=== TASK PROMPT ===
Print the entries below in their entirety, exactly as they are written.

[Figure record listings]
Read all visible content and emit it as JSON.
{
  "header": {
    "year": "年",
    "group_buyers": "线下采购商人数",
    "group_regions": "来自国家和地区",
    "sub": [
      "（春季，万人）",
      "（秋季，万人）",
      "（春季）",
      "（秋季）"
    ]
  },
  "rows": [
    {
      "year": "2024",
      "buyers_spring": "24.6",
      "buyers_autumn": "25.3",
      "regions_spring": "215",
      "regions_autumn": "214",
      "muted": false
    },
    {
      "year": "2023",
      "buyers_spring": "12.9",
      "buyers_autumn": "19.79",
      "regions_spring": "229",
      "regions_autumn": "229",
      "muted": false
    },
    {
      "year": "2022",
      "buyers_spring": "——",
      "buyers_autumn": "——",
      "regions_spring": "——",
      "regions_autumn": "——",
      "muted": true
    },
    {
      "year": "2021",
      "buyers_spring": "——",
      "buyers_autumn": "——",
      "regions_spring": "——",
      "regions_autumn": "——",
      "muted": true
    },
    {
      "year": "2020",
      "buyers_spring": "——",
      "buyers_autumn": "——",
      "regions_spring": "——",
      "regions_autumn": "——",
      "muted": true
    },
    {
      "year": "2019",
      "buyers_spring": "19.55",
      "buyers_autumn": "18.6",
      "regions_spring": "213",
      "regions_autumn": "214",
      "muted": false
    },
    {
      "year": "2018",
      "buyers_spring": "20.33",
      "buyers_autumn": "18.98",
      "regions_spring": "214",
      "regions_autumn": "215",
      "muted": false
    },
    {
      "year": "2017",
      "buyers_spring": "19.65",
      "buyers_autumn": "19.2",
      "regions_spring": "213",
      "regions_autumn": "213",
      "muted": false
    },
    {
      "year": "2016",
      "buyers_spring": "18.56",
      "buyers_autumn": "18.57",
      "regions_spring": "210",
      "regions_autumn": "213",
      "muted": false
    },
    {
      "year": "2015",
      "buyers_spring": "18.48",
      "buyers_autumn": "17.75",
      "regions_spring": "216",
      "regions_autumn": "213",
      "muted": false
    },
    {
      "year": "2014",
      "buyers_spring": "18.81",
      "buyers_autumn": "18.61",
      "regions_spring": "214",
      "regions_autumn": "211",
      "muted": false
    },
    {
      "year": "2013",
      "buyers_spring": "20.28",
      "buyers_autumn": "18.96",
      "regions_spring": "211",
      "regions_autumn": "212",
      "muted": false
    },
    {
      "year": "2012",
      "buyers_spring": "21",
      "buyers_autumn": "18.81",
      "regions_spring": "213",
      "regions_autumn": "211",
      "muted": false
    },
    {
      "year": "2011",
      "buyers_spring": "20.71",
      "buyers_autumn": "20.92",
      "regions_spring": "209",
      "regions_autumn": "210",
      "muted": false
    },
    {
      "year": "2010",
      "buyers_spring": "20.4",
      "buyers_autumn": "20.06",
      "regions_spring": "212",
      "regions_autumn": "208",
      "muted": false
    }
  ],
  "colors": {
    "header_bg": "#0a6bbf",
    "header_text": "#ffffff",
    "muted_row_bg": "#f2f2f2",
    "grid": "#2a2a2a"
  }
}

=== SOLUTION TO THIS EXERCISE ===
Read all visible content and emit it as JSON.
{
  "header": {
    "year": "年",
    "group_buyers": "线下采购商人数",
    "group_regions": "来自国家和地区",
    "sub": [
      "（春季，万人）",
      "（秋季，万人）",
      "（春季）",
      "（秋季）"
    ]
  },
  "rows": [
    {
      "year": "2024",
      "buyers_spring": "24.6",
      "buyers_autumn": "25.3",
      "regions_spring": "215",
      "regions_autumn": "214",
      "muted": false
    },
    {
      "year": "2023",
      "buyers_spring": "12.9",
      "buyers_autumn": "19.79",
      "regions_spring": "229",
      "regions_autumn": "229",
      "muted": false
    },
    {
      "year": "2022",
      "buyers_spring": "——",
      "buyers_autumn": "——",
      "regions_spring": "——",
      "regions_autumn": "——",
      "muted": true
    },
    {
      "year": "2021",
      "buyers_spring": "——",
      "buyers_autumn": "——",
      "regions_spring": "——",
      "regions_autumn": "——",
      "muted": true
    },
    {
      "year": "2020",
      "buyers_spring": "——",
      "buyers_autumn": "——",
      "regions_spring": "——",
      "regions_autumn": "——",
      "muted": true
    },
    {
      "year": "2019",
      "buyers_spring": "19.55",
      "buyers_autumn": "18.6",
      "regions_spring": "213",
      "regions_autumn": "214",
      "muted": false
    },
    {
      "year": "2018",
      "buyers_spring": "20.33",
      "buyers_autumn": "18.98",
      "regions_spring": "214",
      "regions_autumn": "215",
      "muted": false
    },
    {
      "year": "2017",
      "buyers_spring": "19.65",
      "buyers_autumn": "19.2",
      "regions_spring": "213",
      "regions_autumn": "213",
      "muted": false
    },
    {
      "year": "2016",
      "buyers_spring": "18.56",
      "buyers_autumn": "18.57",
      "regions_spring": "210",
      "regions_autumn": "213",
      "muted": false
    },
    {
      "year": "2015",
      "buyers_spring": "18.48",
      "buyers_autumn": "17.75",
      "regions_spring": "216",
      "regions_autumn": "213",
      "muted": false
    },
    {
      "year": "2014",
      "buyers_spring": "18.81",
      "buyers_autumn": "18.61",
      "regions_spring": "214",
      "regions_autumn": "211",
      "muted": false
    },
    {
      "year": "2013",
      "buyers_spring": "20.28",
      "buyers_autumn": "18.96",
      "regions_spring": "211",
      "regions_autumn": "212",
      "muted": false
    },
    {
      "year": "2012",
      "buyers_spring": "21",
      "buyers_autumn": "18.81",
      "regions_spring": "213",
      "regions_autumn": "211",
      "muted": false
    },
    {
      "year": "2011",
      "buyers_spring": "20.71",
      "buyers_autumn": "20.92",
      "regions_spring": "209",
      "regions_autumn": "210",
      "muted": false
    },
    {
      "year": "2010",
      "buyers_spring": "20.4",
      "buyers_autumn": "20.06",
      "regions_spring": "212",
      "regions_autumn": "208",
      "muted": false
    }
  ],
  "colors": {
    "header_bg": "#0a6bbf",
    "header_text": "#ffffff",
    "muted_row_bg": "#f2f2f2",
    "grid": "#2a2a2a"
  }
}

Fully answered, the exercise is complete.